[WHAT IS REQUIRED] From the data below, copy each line that includes the word "total".

[INPUT DATA]
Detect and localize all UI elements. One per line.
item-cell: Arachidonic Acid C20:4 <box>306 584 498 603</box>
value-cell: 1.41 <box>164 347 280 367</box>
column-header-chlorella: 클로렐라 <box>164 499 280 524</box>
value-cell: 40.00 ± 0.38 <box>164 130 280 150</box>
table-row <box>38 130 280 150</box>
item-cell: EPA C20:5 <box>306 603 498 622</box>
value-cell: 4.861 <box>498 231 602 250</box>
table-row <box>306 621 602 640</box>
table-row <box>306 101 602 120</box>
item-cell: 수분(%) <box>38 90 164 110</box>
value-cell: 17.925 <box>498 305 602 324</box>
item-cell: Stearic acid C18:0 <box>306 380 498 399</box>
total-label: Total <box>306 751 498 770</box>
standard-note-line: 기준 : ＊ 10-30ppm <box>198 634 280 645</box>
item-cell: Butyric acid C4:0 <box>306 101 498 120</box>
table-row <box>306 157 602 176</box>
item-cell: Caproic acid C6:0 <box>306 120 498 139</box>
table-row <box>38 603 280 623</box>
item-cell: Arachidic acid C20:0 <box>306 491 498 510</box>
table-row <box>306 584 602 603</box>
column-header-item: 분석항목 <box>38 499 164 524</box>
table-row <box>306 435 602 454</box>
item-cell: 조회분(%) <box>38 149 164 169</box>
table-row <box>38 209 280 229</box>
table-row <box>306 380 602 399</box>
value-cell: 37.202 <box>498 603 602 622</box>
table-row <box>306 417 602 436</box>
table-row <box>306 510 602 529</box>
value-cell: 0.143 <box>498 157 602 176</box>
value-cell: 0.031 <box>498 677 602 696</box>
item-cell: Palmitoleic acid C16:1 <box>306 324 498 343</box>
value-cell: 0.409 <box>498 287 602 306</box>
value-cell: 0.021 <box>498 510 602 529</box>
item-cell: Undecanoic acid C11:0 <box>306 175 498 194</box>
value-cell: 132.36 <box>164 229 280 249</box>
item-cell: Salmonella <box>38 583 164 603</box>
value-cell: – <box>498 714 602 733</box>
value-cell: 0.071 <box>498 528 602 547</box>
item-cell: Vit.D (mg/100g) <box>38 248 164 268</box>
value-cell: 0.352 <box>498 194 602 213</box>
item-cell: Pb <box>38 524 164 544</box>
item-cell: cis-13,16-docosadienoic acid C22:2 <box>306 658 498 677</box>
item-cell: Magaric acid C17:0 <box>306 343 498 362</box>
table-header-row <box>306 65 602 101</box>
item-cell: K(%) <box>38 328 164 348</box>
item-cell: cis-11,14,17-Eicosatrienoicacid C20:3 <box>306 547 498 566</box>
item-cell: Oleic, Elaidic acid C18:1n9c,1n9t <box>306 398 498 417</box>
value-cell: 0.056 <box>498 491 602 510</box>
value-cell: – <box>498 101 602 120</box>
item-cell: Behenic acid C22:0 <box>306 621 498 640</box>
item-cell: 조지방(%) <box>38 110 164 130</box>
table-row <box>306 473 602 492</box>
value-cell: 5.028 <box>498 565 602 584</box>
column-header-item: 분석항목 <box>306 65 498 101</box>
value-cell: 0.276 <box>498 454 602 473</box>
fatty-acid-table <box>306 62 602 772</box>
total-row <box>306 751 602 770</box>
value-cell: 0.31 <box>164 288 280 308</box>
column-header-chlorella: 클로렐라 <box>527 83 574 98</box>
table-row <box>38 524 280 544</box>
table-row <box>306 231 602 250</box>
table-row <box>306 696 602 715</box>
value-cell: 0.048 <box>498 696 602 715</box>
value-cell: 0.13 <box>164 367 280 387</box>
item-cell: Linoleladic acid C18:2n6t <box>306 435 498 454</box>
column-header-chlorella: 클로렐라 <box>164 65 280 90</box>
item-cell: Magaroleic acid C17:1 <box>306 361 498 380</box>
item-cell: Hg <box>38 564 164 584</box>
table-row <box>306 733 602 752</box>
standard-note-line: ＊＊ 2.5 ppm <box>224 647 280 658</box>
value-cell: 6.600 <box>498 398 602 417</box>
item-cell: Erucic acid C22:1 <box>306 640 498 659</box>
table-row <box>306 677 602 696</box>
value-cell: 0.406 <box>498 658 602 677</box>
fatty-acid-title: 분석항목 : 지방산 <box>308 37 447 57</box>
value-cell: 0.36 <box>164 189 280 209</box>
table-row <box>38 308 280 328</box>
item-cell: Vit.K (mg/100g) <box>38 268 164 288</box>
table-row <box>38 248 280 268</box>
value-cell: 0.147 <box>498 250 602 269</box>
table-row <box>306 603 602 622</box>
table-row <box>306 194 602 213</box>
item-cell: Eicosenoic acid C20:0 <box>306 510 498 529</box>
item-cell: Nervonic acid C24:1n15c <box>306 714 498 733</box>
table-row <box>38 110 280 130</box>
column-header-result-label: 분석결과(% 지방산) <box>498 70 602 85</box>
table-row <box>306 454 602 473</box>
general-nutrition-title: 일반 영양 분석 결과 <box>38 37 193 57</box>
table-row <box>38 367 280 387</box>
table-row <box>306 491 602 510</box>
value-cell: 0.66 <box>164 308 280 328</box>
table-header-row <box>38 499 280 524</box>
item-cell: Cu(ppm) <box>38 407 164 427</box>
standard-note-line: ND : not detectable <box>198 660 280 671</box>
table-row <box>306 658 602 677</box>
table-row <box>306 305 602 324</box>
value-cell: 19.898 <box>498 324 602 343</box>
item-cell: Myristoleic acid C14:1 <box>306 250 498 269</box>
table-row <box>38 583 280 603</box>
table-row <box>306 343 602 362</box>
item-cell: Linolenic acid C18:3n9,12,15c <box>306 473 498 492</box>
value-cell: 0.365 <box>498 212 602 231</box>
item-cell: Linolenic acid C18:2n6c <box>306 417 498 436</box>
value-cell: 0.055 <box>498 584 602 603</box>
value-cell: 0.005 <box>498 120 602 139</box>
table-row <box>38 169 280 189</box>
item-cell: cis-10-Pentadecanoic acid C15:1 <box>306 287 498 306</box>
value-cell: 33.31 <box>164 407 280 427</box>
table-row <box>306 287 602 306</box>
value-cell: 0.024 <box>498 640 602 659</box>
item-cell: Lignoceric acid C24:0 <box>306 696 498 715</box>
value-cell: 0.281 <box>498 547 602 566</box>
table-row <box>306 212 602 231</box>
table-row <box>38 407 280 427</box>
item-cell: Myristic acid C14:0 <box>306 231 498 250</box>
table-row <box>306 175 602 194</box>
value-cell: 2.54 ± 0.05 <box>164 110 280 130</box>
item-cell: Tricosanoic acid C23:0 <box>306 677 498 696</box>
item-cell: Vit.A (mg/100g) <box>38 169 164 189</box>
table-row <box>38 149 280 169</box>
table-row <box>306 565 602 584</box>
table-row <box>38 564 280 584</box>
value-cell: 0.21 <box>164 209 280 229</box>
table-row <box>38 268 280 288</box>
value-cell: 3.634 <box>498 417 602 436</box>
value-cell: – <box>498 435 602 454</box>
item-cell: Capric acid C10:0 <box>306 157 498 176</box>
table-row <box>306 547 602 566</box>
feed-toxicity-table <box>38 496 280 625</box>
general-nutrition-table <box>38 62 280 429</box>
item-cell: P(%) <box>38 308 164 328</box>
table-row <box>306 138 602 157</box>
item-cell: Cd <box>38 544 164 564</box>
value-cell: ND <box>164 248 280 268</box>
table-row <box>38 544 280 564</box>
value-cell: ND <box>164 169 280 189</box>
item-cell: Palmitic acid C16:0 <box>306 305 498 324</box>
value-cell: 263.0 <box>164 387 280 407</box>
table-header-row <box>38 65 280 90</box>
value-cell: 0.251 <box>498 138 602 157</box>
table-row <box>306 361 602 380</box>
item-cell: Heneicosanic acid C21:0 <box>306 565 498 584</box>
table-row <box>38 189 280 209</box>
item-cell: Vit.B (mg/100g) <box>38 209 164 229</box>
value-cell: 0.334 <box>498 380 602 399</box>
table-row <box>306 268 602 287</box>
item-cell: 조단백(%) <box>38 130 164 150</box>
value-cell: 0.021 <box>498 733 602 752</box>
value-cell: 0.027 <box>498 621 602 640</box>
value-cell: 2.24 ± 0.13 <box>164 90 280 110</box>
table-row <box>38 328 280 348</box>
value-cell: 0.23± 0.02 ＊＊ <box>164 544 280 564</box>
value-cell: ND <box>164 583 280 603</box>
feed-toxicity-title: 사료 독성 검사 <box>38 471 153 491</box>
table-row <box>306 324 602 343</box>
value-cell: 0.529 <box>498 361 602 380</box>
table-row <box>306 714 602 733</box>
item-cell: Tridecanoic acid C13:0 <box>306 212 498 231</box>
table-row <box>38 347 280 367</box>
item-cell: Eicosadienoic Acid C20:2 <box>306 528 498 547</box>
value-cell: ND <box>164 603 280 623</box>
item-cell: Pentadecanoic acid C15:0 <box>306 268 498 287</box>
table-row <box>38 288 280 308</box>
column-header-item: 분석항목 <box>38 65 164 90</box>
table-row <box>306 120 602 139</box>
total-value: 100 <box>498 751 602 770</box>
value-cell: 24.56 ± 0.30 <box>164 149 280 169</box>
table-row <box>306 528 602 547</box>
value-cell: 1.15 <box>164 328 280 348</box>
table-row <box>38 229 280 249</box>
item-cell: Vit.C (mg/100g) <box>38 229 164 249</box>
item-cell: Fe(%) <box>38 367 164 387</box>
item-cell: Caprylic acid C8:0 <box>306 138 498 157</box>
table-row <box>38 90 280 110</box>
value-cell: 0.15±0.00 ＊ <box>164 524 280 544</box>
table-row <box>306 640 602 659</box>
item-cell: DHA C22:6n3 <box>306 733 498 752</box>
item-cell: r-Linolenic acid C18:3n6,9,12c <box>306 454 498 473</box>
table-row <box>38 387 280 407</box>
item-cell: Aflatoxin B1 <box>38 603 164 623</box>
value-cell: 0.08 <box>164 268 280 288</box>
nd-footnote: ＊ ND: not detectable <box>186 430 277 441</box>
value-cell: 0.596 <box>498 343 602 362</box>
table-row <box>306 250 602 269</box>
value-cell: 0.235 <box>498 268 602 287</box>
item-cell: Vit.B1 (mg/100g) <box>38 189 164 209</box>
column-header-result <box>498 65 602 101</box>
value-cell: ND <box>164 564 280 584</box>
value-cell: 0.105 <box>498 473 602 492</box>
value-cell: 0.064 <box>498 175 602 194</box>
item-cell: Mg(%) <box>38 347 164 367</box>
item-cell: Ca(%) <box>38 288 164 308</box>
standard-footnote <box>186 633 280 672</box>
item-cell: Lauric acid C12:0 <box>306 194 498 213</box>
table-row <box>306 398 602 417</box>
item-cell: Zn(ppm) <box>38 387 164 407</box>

[PROBLEM SOLUTION]
total-label: Total <box>306 751 498 770</box>
total-row <box>306 751 602 770</box>
total-value: 100 <box>498 751 602 770</box>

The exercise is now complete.